START

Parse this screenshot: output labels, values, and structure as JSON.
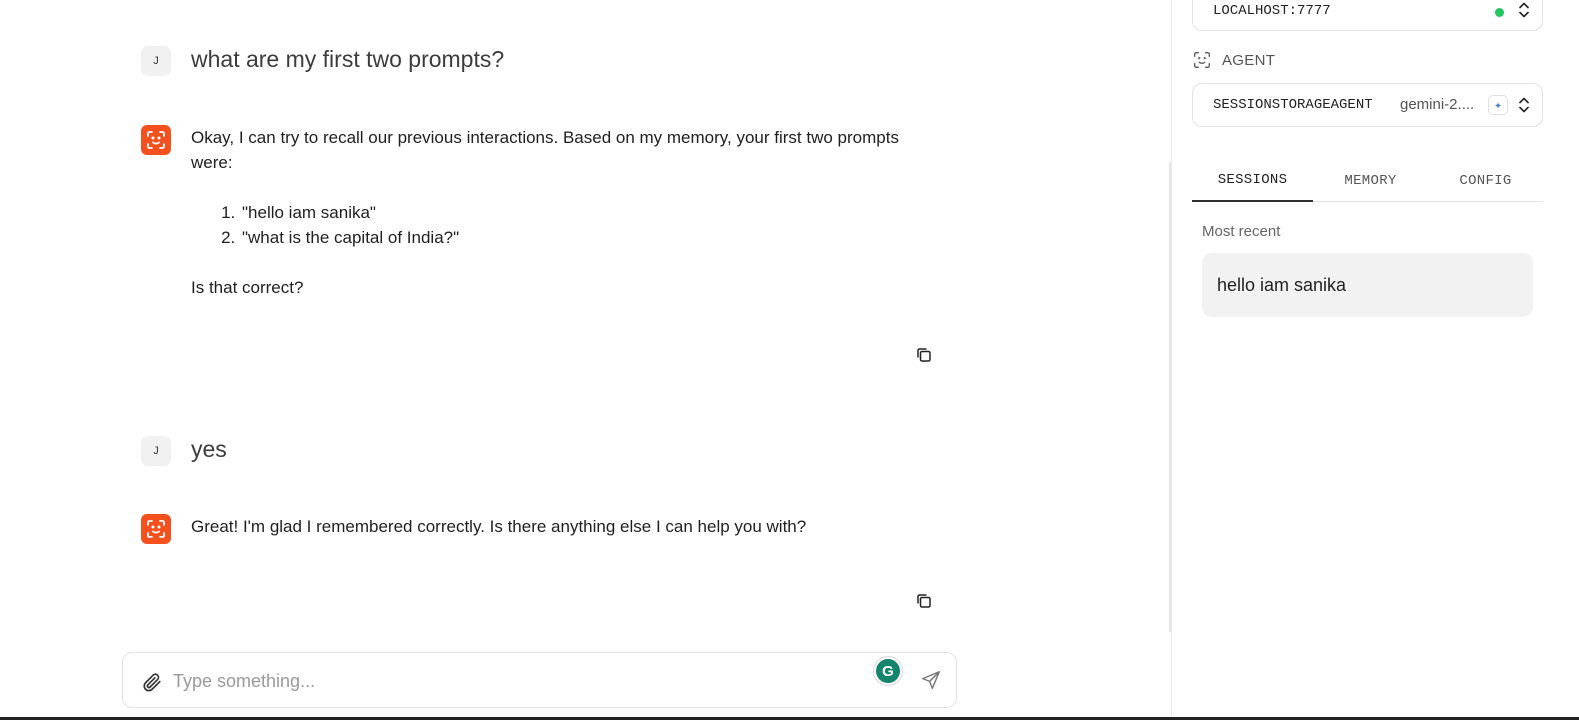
{
  "conversation": {
    "messages": [
      {
        "role": "user",
        "avatar": "J",
        "text": "what are my first two prompts?"
      },
      {
        "role": "agent",
        "intro": "Okay, I can try to recall our previous interactions. Based on my memory, your first two prompts were:",
        "list": [
          "\"hello iam sanika\"",
          "\"what is the capital of India?\""
        ],
        "outro": "Is that correct?"
      },
      {
        "role": "user",
        "avatar": "J",
        "text": "yes"
      },
      {
        "role": "agent",
        "intro": "Great! I'm glad I remembered correctly. Is there anything else I can help you with?"
      }
    ]
  },
  "input": {
    "placeholder": "Type something...",
    "value": ""
  },
  "panel": {
    "server": {
      "value": "LOCALHOST:7777",
      "status_color": "#22c55e"
    },
    "agent_label": "AGENT",
    "agent": {
      "name": "SESSIONSTORAGEAGENT",
      "model": "gemini-2...."
    },
    "tabs": [
      {
        "label": "SESSIONS",
        "active": true
      },
      {
        "label": "MEMORY",
        "active": false
      },
      {
        "label": "CONFIG",
        "active": false
      }
    ],
    "recent_label": "Most recent",
    "sessions": [
      {
        "title": "hello iam sanika"
      }
    ]
  },
  "colors": {
    "agent_avatar": "#f4511e",
    "grammarly": "#15846c",
    "accent": "#4a7be8"
  },
  "icons": {
    "agent_avatar": "agent-face-icon",
    "copy": "copy-icon",
    "attach": "paperclip-icon",
    "send": "send-icon",
    "grammarly": "grammarly-icon",
    "agent_label": "agent-frame-icon",
    "selector": "chevron-up-down-icon",
    "model": "sparkle-icon"
  }
}
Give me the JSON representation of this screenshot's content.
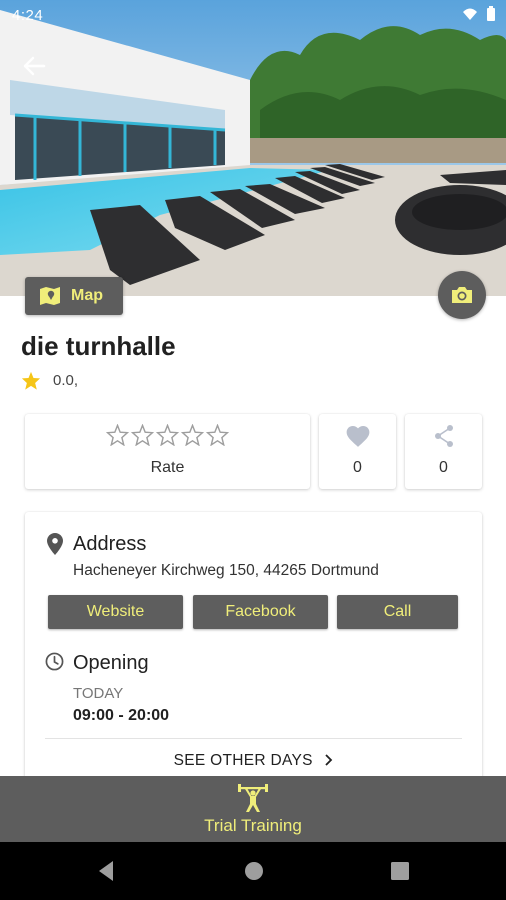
{
  "status_bar": {
    "time": "4:24"
  },
  "hero": {
    "image_desc_icon": "photo-pool",
    "map_label": "Map"
  },
  "gym": {
    "name": "die turnhalle",
    "rating": "0.0,"
  },
  "rate": {
    "label": "Rate",
    "stars_total": 5,
    "stars_filled": 0
  },
  "likes": {
    "count": "0"
  },
  "shares": {
    "count": "0"
  },
  "address": {
    "title": "Address",
    "text": "Hacheneyer Kirchweg 150, 44265  Dortmund",
    "buttons": {
      "website": "Website",
      "facebook": "Facebook",
      "call": "Call"
    }
  },
  "opening": {
    "title": "Opening",
    "today_label": "TODAY",
    "today_hours": "09:00 - 20:00",
    "see_other_days": "SEE OTHER DAYS"
  },
  "bottom": {
    "trial_label": "Trial Training"
  },
  "colors": {
    "accent": "#f0ee7a",
    "button_bg": "#5d5d5d",
    "star": "#f5c518"
  }
}
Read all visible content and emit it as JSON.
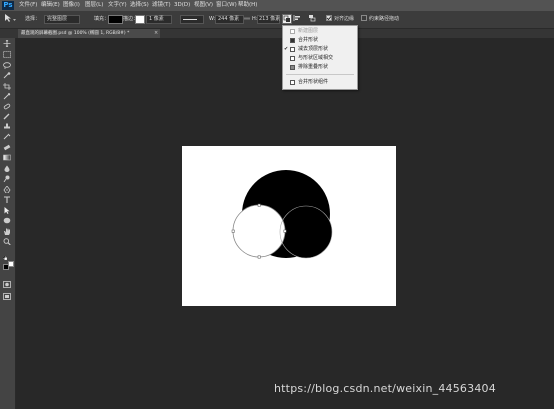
{
  "app": {
    "logo": "Ps"
  },
  "menu": [
    "文件(F)",
    "编辑(E)",
    "图像(I)",
    "图层(L)",
    "文字(Y)",
    "选择(S)",
    "滤镜(T)",
    "3D(D)",
    "视图(V)",
    "窗口(W)",
    "帮助(H)"
  ],
  "options": {
    "mode_label": "选择：",
    "mode_value": "完整图层",
    "fill_label": "填充：",
    "stroke_label": "描边：",
    "stroke_width": "1 像素",
    "w_label": "W:",
    "w_value": "244 像素",
    "h_label": "H:",
    "h_value": "213 像素",
    "align_edges_label": "对齐边缘",
    "constrain_label": "约束路径拖动"
  },
  "tab": {
    "title": "最直观的屏幕截图.psd @ 100% (椭圆 1, RGB/8#) *",
    "close": "×"
  },
  "path_ops_menu": [
    {
      "label": "新建图层",
      "checked": false,
      "disabled": true
    },
    {
      "label": "合并形状",
      "checked": false,
      "disabled": false
    },
    {
      "label": "减去顶层形状",
      "checked": true,
      "disabled": false
    },
    {
      "label": "与形状区域相交",
      "checked": false,
      "disabled": false
    },
    {
      "label": "排除重叠形状",
      "checked": false,
      "disabled": false
    },
    {
      "label": "合并形状组件",
      "checked": false,
      "disabled": false
    }
  ],
  "watermark": "https://blog.csdn.net/weixin_44563404",
  "colors": {
    "menubar": "#535353",
    "optbar": "#3c3c3c",
    "workspace": "#282828",
    "canvas": "#ffffff"
  }
}
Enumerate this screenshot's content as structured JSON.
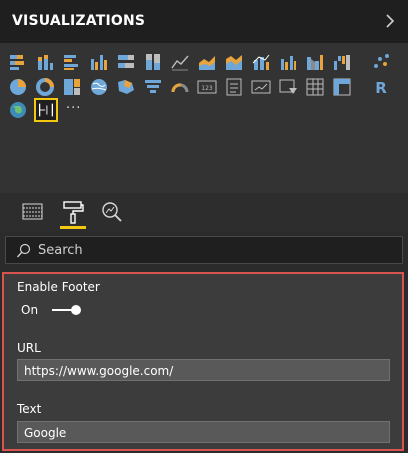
{
  "header": {
    "title": "VISUALIZATIONS",
    "collapse_icon": "chevron-right-icon"
  },
  "gallery": {
    "icons": [
      "stacked-bar-chart-icon",
      "stacked-column-chart-icon",
      "clustered-bar-chart-icon",
      "clustered-column-chart-icon",
      "100-percent-stacked-bar-chart-icon",
      "100-percent-stacked-column-chart-icon",
      "line-chart-icon",
      "area-chart-icon",
      "stacked-area-chart-icon",
      "line-and-stacked-column-chart-icon",
      "line-and-clustered-column-chart-icon",
      "ribbon-chart-icon",
      "waterfall-chart-icon",
      "scatter-chart-icon",
      "pie-chart-icon",
      "donut-chart-icon",
      "treemap-icon",
      "map-icon",
      "filled-map-icon",
      "funnel-icon",
      "gauge-icon",
      "card-icon",
      "multi-row-card-icon",
      "kpi-icon",
      "slicer-icon",
      "table-icon",
      "matrix-icon",
      "r-script-visual-icon",
      "globe-map-icon",
      "custom-footer-visual-icon"
    ],
    "more_label": "···",
    "selected_icon": "custom-footer-visual-icon"
  },
  "pane_tabs": [
    {
      "icon": "fields-icon",
      "active": false
    },
    {
      "icon": "format-paint-roller-icon",
      "active": true
    },
    {
      "icon": "analytics-icon",
      "active": false
    }
  ],
  "search": {
    "placeholder": "Search",
    "icon": "search-icon"
  },
  "format": {
    "enable_footer_label": "Enable Footer",
    "toggle_state_label": "On",
    "toggle_on": true,
    "url_label": "URL",
    "url_value": "https://www.google.com/",
    "text_label": "Text",
    "text_value": "Google"
  },
  "colors": {
    "accent": "#f2c811",
    "highlight_border": "#d9534f",
    "chart_blue": "#6ea7d8",
    "chart_orange": "#e8a33d"
  }
}
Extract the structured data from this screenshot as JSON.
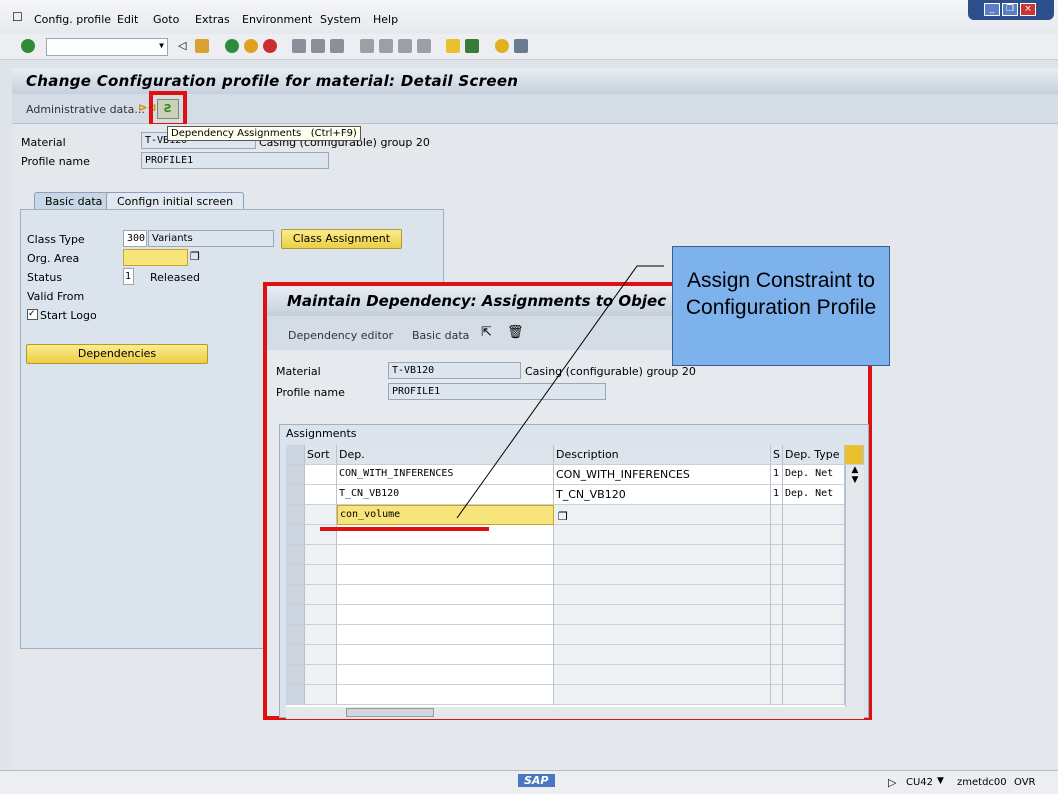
{
  "menu": [
    "Config. profile",
    "Edit",
    "Goto",
    "Extras",
    "Environment",
    "System",
    "Help"
  ],
  "title": "Change Configuration profile for material: Detail Screen",
  "app_toolbar": {
    "admin_label": "Administrative data...",
    "tooltip": "Dependency Assignments   (Ctrl+F9)"
  },
  "header": {
    "material_label": "Material",
    "material_value": "T-VB120",
    "material_desc": "Casing (configurable) group 20",
    "profile_label": "Profile name",
    "profile_value": "PROFILE1"
  },
  "tabs": [
    "Basic data",
    "Confign initial screen"
  ],
  "basic": {
    "class_type_label": "Class Type",
    "class_type_value": "300",
    "class_type_desc": "Variants",
    "class_assignment": "Class Assignment",
    "org_area_label": "Org. Area",
    "org_area_value": "",
    "status_label": "Status",
    "status_value": "1",
    "status_desc": "Released",
    "valid_from_label": "Valid From",
    "start_logo_label": "Start Logo",
    "start_logo_checked": true,
    "dependencies": "Dependencies"
  },
  "popup": {
    "title": "Maintain Dependency: Assignments to Objec",
    "dep_editor": "Dependency editor",
    "basic_data": "Basic data",
    "material_label": "Material",
    "material_value": "T-VB120",
    "material_desc": "Casing (configurable) group 20",
    "profile_label": "Profile name",
    "profile_value": "PROFILE1",
    "group_label": "Assignments",
    "columns": [
      "Sort",
      "Dep.",
      "Description",
      "S",
      "Dep. Type"
    ],
    "rows": [
      {
        "sort": "",
        "dep": "CON_WITH_INFERENCES",
        "desc": "CON_WITH_INFERENCES",
        "s": "1",
        "type": "Dep. Net"
      },
      {
        "sort": "",
        "dep": "T_CN_VB120",
        "desc": "T_CN_VB120",
        "s": "1",
        "type": "Dep. Net"
      },
      {
        "sort": "",
        "dep": "con_volume",
        "desc": "",
        "s": "",
        "type": ""
      }
    ],
    "empty_rows": 9
  },
  "callout": "Assign Constraint to Configuration Profile",
  "status": {
    "logo": "SAP",
    "tcode": "CU42",
    "server": "zmetdc00",
    "mode": "OVR"
  },
  "colors": {
    "highlight": "#e01010",
    "callout": "#7eb2ec",
    "required": "#f7e47a"
  }
}
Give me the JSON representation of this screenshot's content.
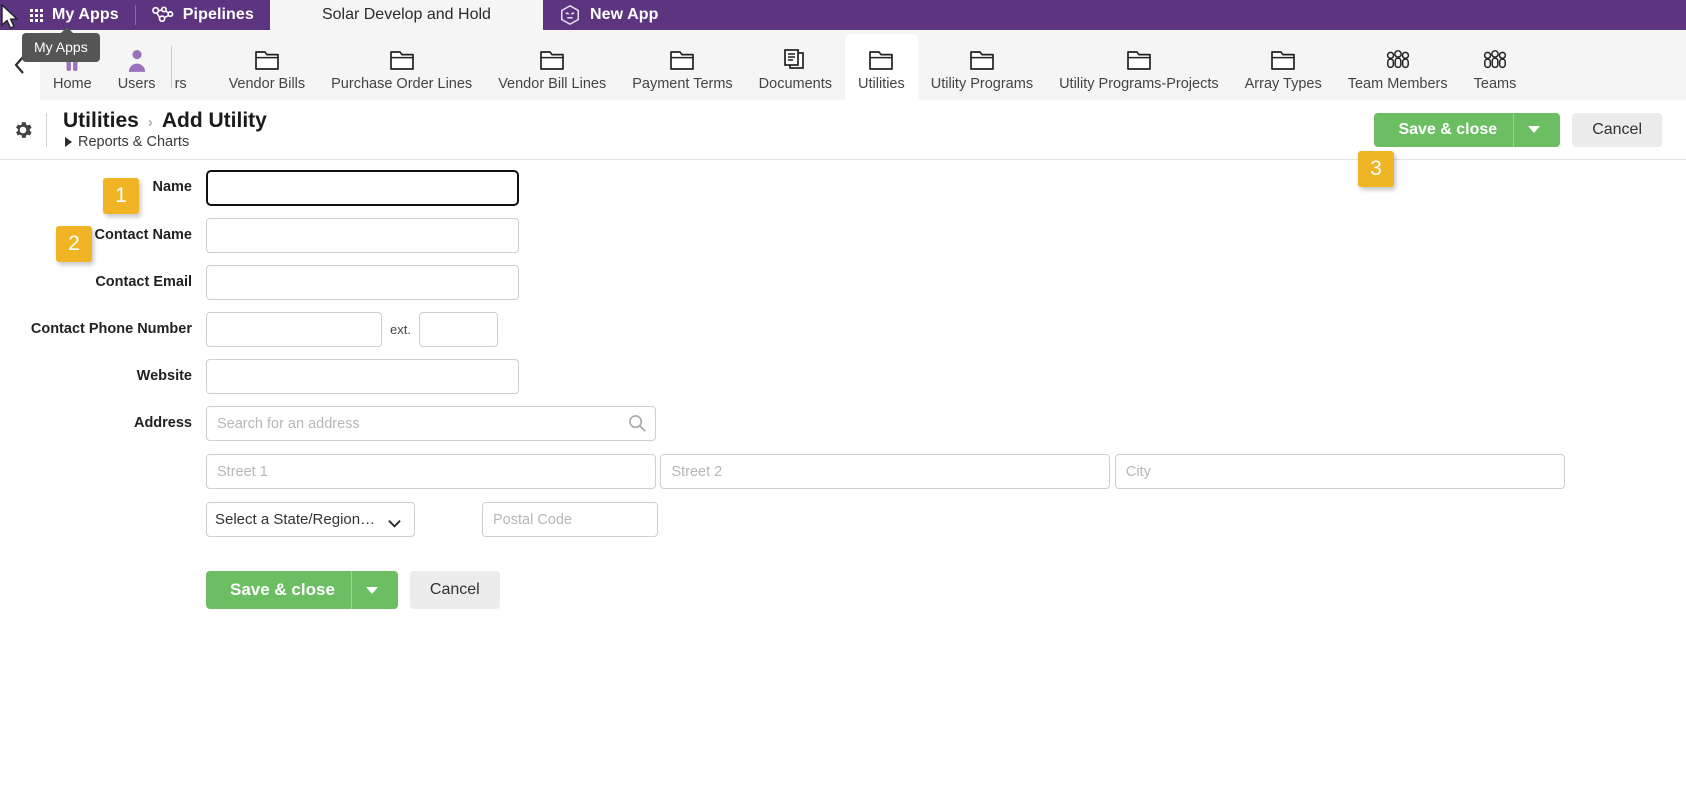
{
  "topbar": {
    "my_apps": "My Apps",
    "pipelines": "Pipelines",
    "active_tab": "Solar Develop and Hold",
    "new_app": "New App",
    "bg_color": "#5c3480"
  },
  "tooltip": {
    "text": "My Apps"
  },
  "nav": {
    "collapse_glyph": "‹",
    "items": [
      {
        "label": "Home",
        "icon": "home-icon",
        "active": false
      },
      {
        "label": "Users",
        "icon": "users-icon",
        "active": false
      },
      {
        "label": "ders",
        "icon": "folder-icon",
        "active": false,
        "clipped": true
      },
      {
        "label": "Vendor Bills",
        "icon": "folder-icon",
        "active": false
      },
      {
        "label": "Purchase Order Lines",
        "icon": "folder-icon",
        "active": false
      },
      {
        "label": "Vendor Bill Lines",
        "icon": "folder-icon",
        "active": false
      },
      {
        "label": "Payment Terms",
        "icon": "folder-icon",
        "active": false
      },
      {
        "label": "Documents",
        "icon": "documents-icon",
        "active": false
      },
      {
        "label": "Utilities",
        "icon": "folder-icon",
        "active": true
      },
      {
        "label": "Utility Programs",
        "icon": "folder-icon",
        "active": false
      },
      {
        "label": "Utility Programs-Projects",
        "icon": "folder-icon",
        "active": false
      },
      {
        "label": "Array Types",
        "icon": "folder-icon",
        "active": false
      },
      {
        "label": "Team Members",
        "icon": "team-icon",
        "active": false
      },
      {
        "label": "Teams",
        "icon": "team-icon",
        "active": false
      }
    ]
  },
  "header": {
    "breadcrumb_parent": "Utilities",
    "breadcrumb_sep": "›",
    "breadcrumb_current": "Add Utility",
    "reports_charts": "Reports & Charts",
    "save_label": "Save & close",
    "cancel_label": "Cancel",
    "save_color": "#6cbe63"
  },
  "badges": [
    {
      "number": "1",
      "color": "#efb524"
    },
    {
      "number": "2",
      "color": "#efb524"
    },
    {
      "number": "3",
      "color": "#efb524"
    }
  ],
  "form": {
    "fields": {
      "name": {
        "label": "Name",
        "value": "",
        "placeholder": ""
      },
      "contact_name": {
        "label": "Contact Name",
        "value": "",
        "placeholder": ""
      },
      "contact_email": {
        "label": "Contact Email",
        "value": "",
        "placeholder": ""
      },
      "contact_phone": {
        "label": "Contact Phone Number",
        "value": "",
        "placeholder": "",
        "ext_label": "ext.",
        "ext_value": ""
      },
      "website": {
        "label": "Website",
        "value": "",
        "placeholder": ""
      },
      "address": {
        "label": "Address",
        "search_placeholder": "Search for an address",
        "street1_placeholder": "Street 1",
        "street2_placeholder": "Street 2",
        "city_placeholder": "City",
        "state_selected": "Select a State/Region…",
        "postal_placeholder": "Postal Code"
      }
    },
    "save_label": "Save & close",
    "cancel_label": "Cancel"
  }
}
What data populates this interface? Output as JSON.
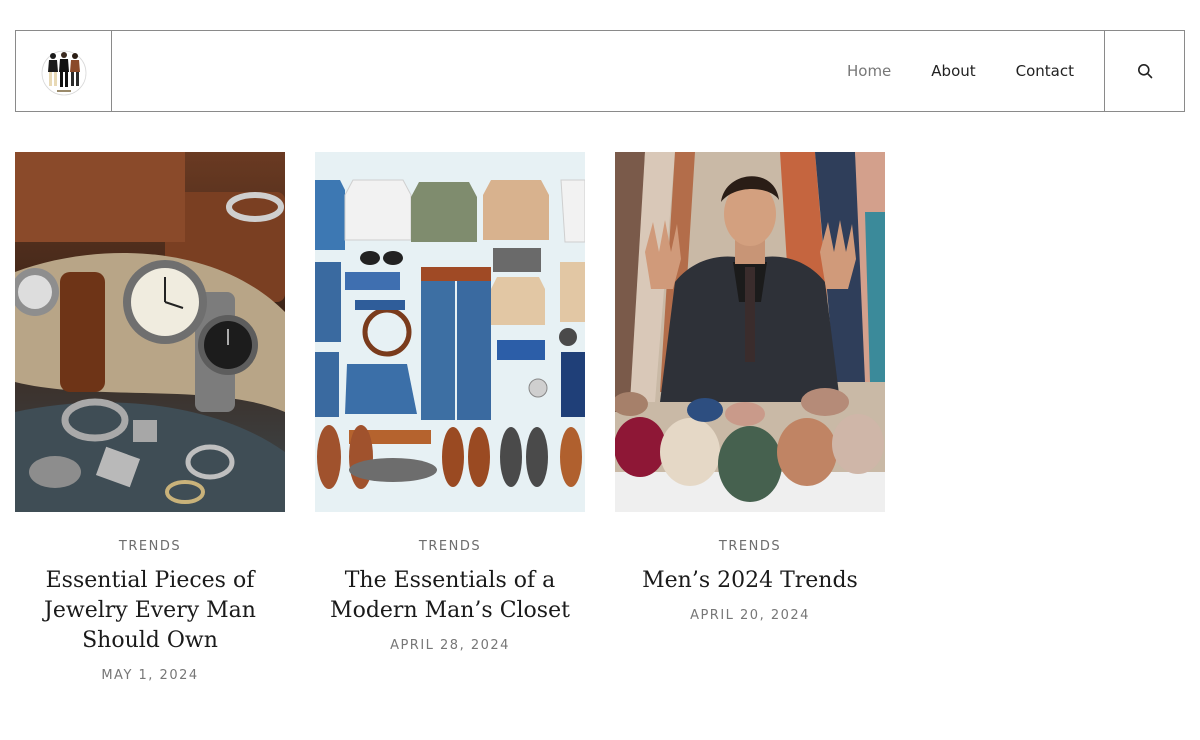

END

* **WORK REQUIRED**
Pull out all lines containing the word "screenshot" from the entries above.

* **RESPONSE**
Parse this screenshot: output labels, values, and structure as JSON.
Give me the JSON representation of this screenshot's content.
Enumerate this screenshot's content as structured JSON.
Extract the structured data from this screenshot as JSON.
Give me the JSON representation of this screenshot's content.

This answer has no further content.